> **Your goal**: Leave out the pictures and repeat everything else in the records exactly.

> **Dataset items**:
+===+

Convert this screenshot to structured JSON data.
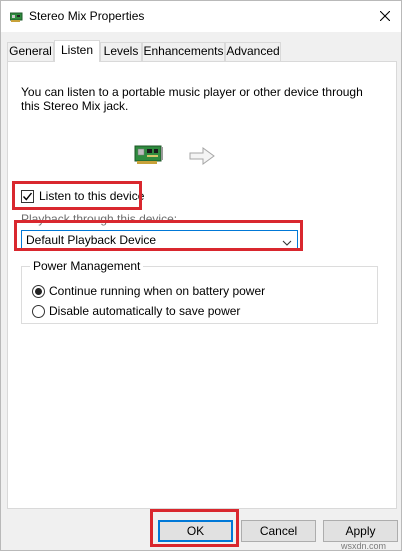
{
  "window": {
    "title": "Stereo Mix Properties"
  },
  "tabs": [
    {
      "label": "General",
      "active": false
    },
    {
      "label": "Listen",
      "active": true
    },
    {
      "label": "Levels",
      "active": false
    },
    {
      "label": "Enhancements",
      "active": false
    },
    {
      "label": "Advanced",
      "active": false
    }
  ],
  "listen": {
    "description": "You can listen to a portable music player or other device through this Stereo Mix jack.",
    "checkbox_label": "Listen to this device",
    "checkbox_checked": true,
    "playback_label": "Playback through this device:",
    "playback_value": "Default Playback Device"
  },
  "power": {
    "title": "Power Management",
    "options": [
      {
        "label": "Continue running when on battery power",
        "selected": true
      },
      {
        "label": "Disable automatically to save power",
        "selected": false
      }
    ]
  },
  "buttons": {
    "ok": "OK",
    "cancel": "Cancel",
    "apply": "Apply"
  },
  "watermark": "wsxdn.com",
  "colors": {
    "highlight": "#d9272e",
    "accent": "#0078d7",
    "card_green": "#2e8b3e"
  },
  "icons": {
    "title": "sound-card-icon",
    "close": "close-icon",
    "device": "sound-card-icon",
    "arrow": "arrow-right-icon",
    "dropdown": "chevron-down-icon"
  }
}
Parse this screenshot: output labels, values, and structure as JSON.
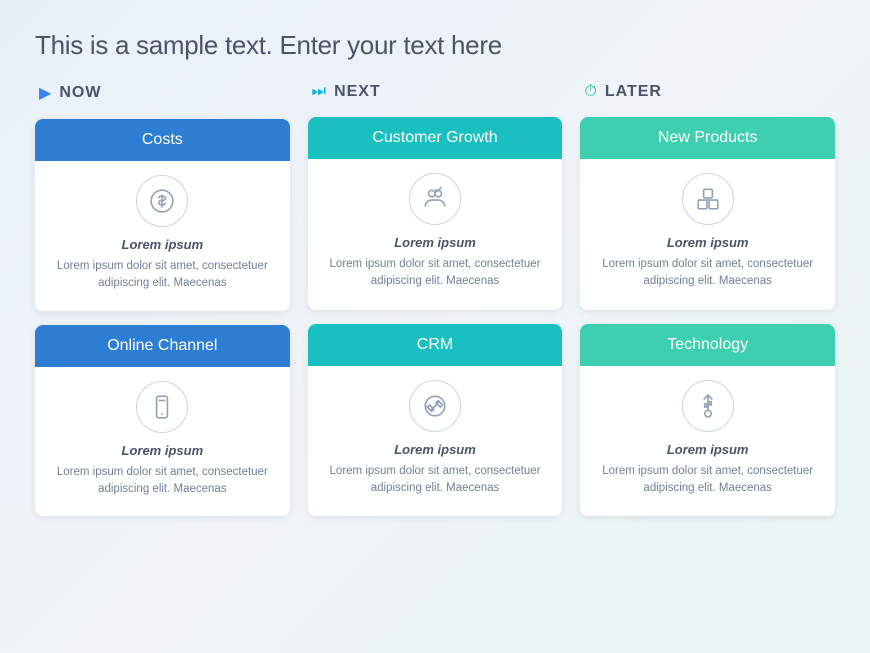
{
  "title": "This is a sample text. Enter your text here",
  "columns": [
    {
      "id": "now",
      "icon": "▶",
      "label": "NOW",
      "iconClass": "now-icon",
      "cards": [
        {
          "id": "costs",
          "header": "Costs",
          "headerClass": "blue",
          "iconType": "dollar",
          "subtitle": "Lorem ipsum",
          "text": "Lorem ipsum dolor sit amet, consectetuer adipiscing elit. Maecenas"
        },
        {
          "id": "online-channel",
          "header": "Online Channel",
          "headerClass": "blue",
          "iconType": "mobile",
          "subtitle": "Lorem ipsum",
          "text": "Lorem ipsum dolor sit amet, consectetuer adipiscing elit. Maecenas"
        }
      ]
    },
    {
      "id": "next",
      "icon": "⏭",
      "label": "NEXT",
      "iconClass": "next-icon",
      "cards": [
        {
          "id": "customer-growth",
          "header": "Customer Growth",
          "headerClass": "teal",
          "iconType": "people",
          "subtitle": "Lorem ipsum",
          "text": "Lorem ipsum dolor sit amet, consectetuer adipiscing elit. Maecenas"
        },
        {
          "id": "crm",
          "header": "CRM",
          "headerClass": "teal",
          "iconType": "handshake",
          "subtitle": "Lorem ipsum",
          "text": "Lorem ipsum dolor sit amet, consectetuer adipiscing elit. Maecenas"
        }
      ]
    },
    {
      "id": "later",
      "icon": "⏰",
      "label": "LATER",
      "iconClass": "later-icon",
      "cards": [
        {
          "id": "new-products",
          "header": "New Products",
          "headerClass": "green",
          "iconType": "boxes",
          "subtitle": "Lorem ipsum",
          "text": "Lorem ipsum dolor sit amet, consectetuer adipiscing elit. Maecenas"
        },
        {
          "id": "technology",
          "header": "Technology",
          "headerClass": "green",
          "iconType": "usb",
          "subtitle": "Lorem ipsum",
          "text": "Lorem ipsum dolor sit amet, consectetuer adipiscing elit. Maecenas"
        }
      ]
    }
  ]
}
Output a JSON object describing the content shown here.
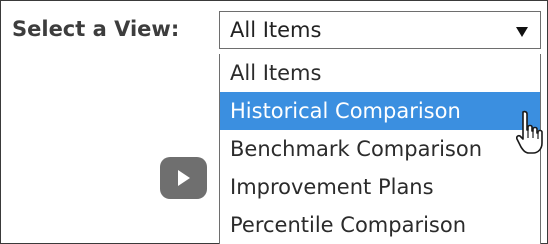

+===+

> **Response to this exercise**:
Convert this screenshot to structured JSON data.
{
  "window": {
    "title": "Stereo Mix Properties"
  },
  "tabs": [
    {
      "label": "General",
      "active": false
    },
    {
      "label": "Listen",
      "active": true
    },
    {
      "label": "Levels",
      "active": false
    },
    {
      "label": "Enhancements",
      "active": false
    },
    {
      "label": "Advanced",
      "active": false
    }
  ],
  "listen": {
    "description": "You can listen to a portable music player or other device through this Stereo Mix jack.",
    "checkbox_label": "Listen to this device",
    "checkbox_checked": true,
    "playback_label": "Playback through this device:",
    "playback_value": "Default Playback Device"
  },
  "power": {
    "title": "Power Management",
    "options": [
      {
        "label": "Continue running when on battery power",
        "selected": true
      },
      {
        "label": "Disable automatically to save power",
        "selected": false
      }
    ]
  },
  "buttons": {
    "ok": "OK",
    "cancel": "Cancel",
    "apply": "Apply"
  },
  "watermark": "wsxdn.com",
  "colors": {
    "highlight": "#d9272e",
    "accent": "#0078d7",
    "card_green": "#2e8b3e"
  },
  "icons": {
    "title": "sound-card-icon",
    "close": "close-icon",
    "device": "sound-card-icon",
    "arrow": "arrow-right-icon",
    "dropdown": "chevron-down-icon"
  }
}
Parse this screenshot: output labels, values, and structure as JSON.
{
  "title": "This is a sample text. Enter your text here",
  "columns": [
    {
      "id": "now",
      "icon": "▶",
      "label": "NOW",
      "iconClass": "now-icon",
      "cards": [
        {
          "id": "costs",
          "header": "Costs",
          "headerClass": "blue",
          "iconType": "dollar",
          "subtitle": "Lorem ipsum",
          "text": "Lorem ipsum dolor sit amet, consectetuer adipiscing elit. Maecenas"
        },
        {
          "id": "online-channel",
          "header": "Online Channel",
          "headerClass": "blue",
          "iconType": "mobile",
          "subtitle": "Lorem ipsum",
          "text": "Lorem ipsum dolor sit amet, consectetuer adipiscing elit. Maecenas"
        }
      ]
    },
    {
      "id": "next",
      "icon": "⏭",
      "label": "NEXT",
      "iconClass": "next-icon",
      "cards": [
        {
          "id": "customer-growth",
          "header": "Customer Growth",
          "headerClass": "teal",
          "iconType": "people",
          "subtitle": "Lorem ipsum",
          "text": "Lorem ipsum dolor sit amet, consectetuer adipiscing elit. Maecenas"
        },
        {
          "id": "crm",
          "header": "CRM",
          "headerClass": "teal",
          "iconType": "handshake",
          "subtitle": "Lorem ipsum",
          "text": "Lorem ipsum dolor sit amet, consectetuer adipiscing elit. Maecenas"
        }
      ]
    },
    {
      "id": "later",
      "icon": "⏰",
      "label": "LATER",
      "iconClass": "later-icon",
      "cards": [
        {
          "id": "new-products",
          "header": "New Products",
          "headerClass": "green",
          "iconType": "boxes",
          "subtitle": "Lorem ipsum",
          "text": "Lorem ipsum dolor sit amet, consectetuer adipiscing elit. Maecenas"
        },
        {
          "id": "technology",
          "header": "Technology",
          "headerClass": "green",
          "iconType": "usb",
          "subtitle": "Lorem ipsum",
          "text": "Lorem ipsum dolor sit amet, consectetuer adipiscing elit. Maecenas"
        }
      ]
    }
  ]
}
Output a JSON object describing the content shown here.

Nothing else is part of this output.